### Material to process
****************************************
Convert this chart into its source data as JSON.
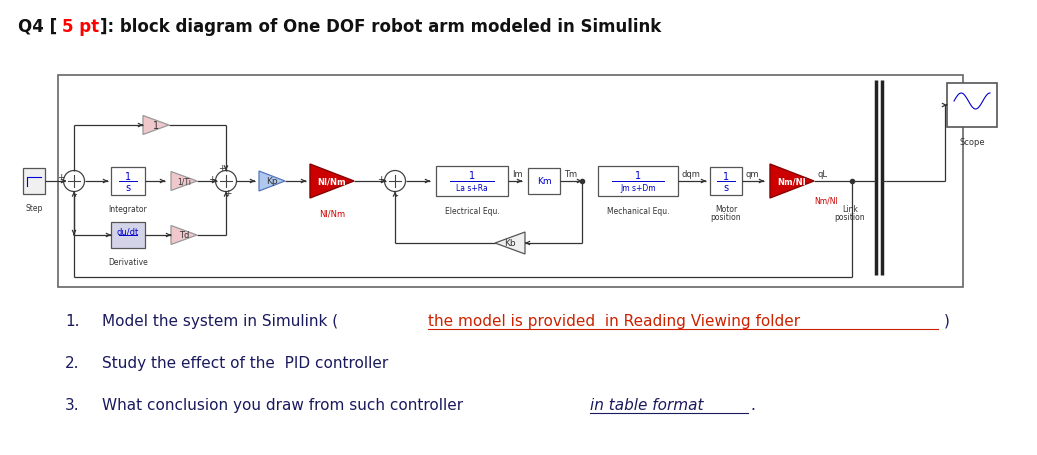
{
  "title_fontsize": 12,
  "bg_color": "#ffffff",
  "list_fontsize": 11,
  "list_color": "#1a1a5e",
  "list_red": "#cc2200",
  "diagram_border": "#666666",
  "block_edge": "#555555",
  "signal_color": "#0000cc",
  "line_color": "#333333",
  "red_gain_fc": "#cc0000",
  "red_gain_ec": "#880000",
  "pink_gain_fc": "#f0c8cc",
  "pink_gain_ec": "#999999",
  "blue_gain_fc": "#b0c8f0",
  "blue_gain_ec": "#5577bb",
  "scope_label": "Scope",
  "step_label": "Step",
  "integrator_label": "Integrator",
  "deriv_label": "Derivative",
  "elec_label": "Electrical Equ.",
  "mech_label": "Mechanical Equ.",
  "motor_label1": "Motor",
  "motor_label2": "position",
  "link_label1": "Link",
  "link_label2": "position",
  "nlnm_label": "Nl/Nm",
  "nmnl_label": "Nm/Nl"
}
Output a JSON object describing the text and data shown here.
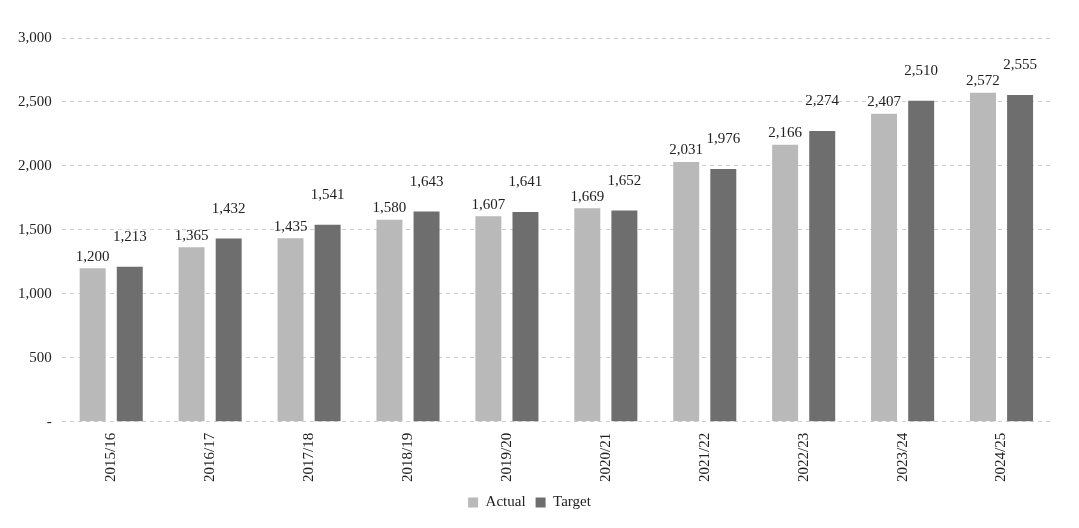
{
  "chart_data": {
    "type": "bar",
    "categories": [
      "2015/16",
      "2016/17",
      "2017/18",
      "2018/19",
      "2019/20",
      "2020/21",
      "2021/22",
      "2022/23",
      "2023/24",
      "2024/25"
    ],
    "series": [
      {
        "name": "Actual",
        "color": "#b9b9b9",
        "values": [
          1200,
          1365,
          1435,
          1580,
          1607,
          1669,
          2031,
          2166,
          2407,
          2572
        ],
        "value_labels": [
          "1,200",
          "1,365",
          "1,435",
          "1,580",
          "1,607",
          "1,669",
          "2,031",
          "2,166",
          "2,407",
          "2,572"
        ]
      },
      {
        "name": "Target",
        "color": "#6e6e6e",
        "values": [
          1213,
          1432,
          1541,
          1643,
          1641,
          1652,
          1976,
          2274,
          2510,
          2555
        ],
        "value_labels": [
          "1,213",
          "1,432",
          "1,541",
          "1,643",
          "1,641",
          "1,652",
          "1,976",
          "2,274",
          "2,510",
          "2,555"
        ]
      }
    ],
    "ylim": [
      0,
      3000
    ],
    "yticks": [
      {
        "value": 0,
        "label": "-"
      },
      500,
      {
        "value": 1000,
        "label": "1,000"
      },
      {
        "value": 1500,
        "label": "1,500"
      },
      {
        "value": 2000,
        "label": "2,000"
      },
      {
        "value": 2500,
        "label": "2,500"
      },
      {
        "value": 3000,
        "label": "3,000"
      }
    ],
    "grid": "y",
    "legend": "bottom"
  }
}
****************************************
### Prompt
Return each line of the data, keeping its wording exact and omitting pictures.

### Solution for this problem
Convert this chart into its source data as JSON.
{
  "title_fontsize": 12,
  "bg_color": "#ffffff",
  "list_fontsize": 11,
  "list_color": "#1a1a5e",
  "list_red": "#cc2200",
  "diagram_border": "#666666",
  "block_edge": "#555555",
  "signal_color": "#0000cc",
  "line_color": "#333333",
  "red_gain_fc": "#cc0000",
  "red_gain_ec": "#880000",
  "pink_gain_fc": "#f0c8cc",
  "pink_gain_ec": "#999999",
  "blue_gain_fc": "#b0c8f0",
  "blue_gain_ec": "#5577bb",
  "scope_label": "Scope",
  "step_label": "Step",
  "integrator_label": "Integrator",
  "deriv_label": "Derivative",
  "elec_label": "Electrical Equ.",
  "mech_label": "Mechanical Equ.",
  "motor_label1": "Motor",
  "motor_label2": "position",
  "link_label1": "Link",
  "link_label2": "position",
  "nlnm_label": "Nl/Nm",
  "nmnl_label": "Nm/Nl"
}
Output a JSON object describing the text and data shown here.
{
  "chart_data": {
    "type": "bar",
    "categories": [
      "2015/16",
      "2016/17",
      "2017/18",
      "2018/19",
      "2019/20",
      "2020/21",
      "2021/22",
      "2022/23",
      "2023/24",
      "2024/25"
    ],
    "series": [
      {
        "name": "Actual",
        "color": "#b9b9b9",
        "values": [
          1200,
          1365,
          1435,
          1580,
          1607,
          1669,
          2031,
          2166,
          2407,
          2572
        ],
        "value_labels": [
          "1,200",
          "1,365",
          "1,435",
          "1,580",
          "1,607",
          "1,669",
          "2,031",
          "2,166",
          "2,407",
          "2,572"
        ]
      },
      {
        "name": "Target",
        "color": "#6e6e6e",
        "values": [
          1213,
          1432,
          1541,
          1643,
          1641,
          1652,
          1976,
          2274,
          2510,
          2555
        ],
        "value_labels": [
          "1,213",
          "1,432",
          "1,541",
          "1,643",
          "1,641",
          "1,652",
          "1,976",
          "2,274",
          "2,510",
          "2,555"
        ]
      }
    ],
    "ylim": [
      0,
      3000
    ],
    "yticks": [
      {
        "value": 0,
        "label": "-"
      },
      500,
      {
        "value": 1000,
        "label": "1,000"
      },
      {
        "value": 1500,
        "label": "1,500"
      },
      {
        "value": 2000,
        "label": "2,000"
      },
      {
        "value": 2500,
        "label": "2,500"
      },
      {
        "value": 3000,
        "label": "3,000"
      }
    ],
    "grid": "y",
    "legend": "bottom"
  }
}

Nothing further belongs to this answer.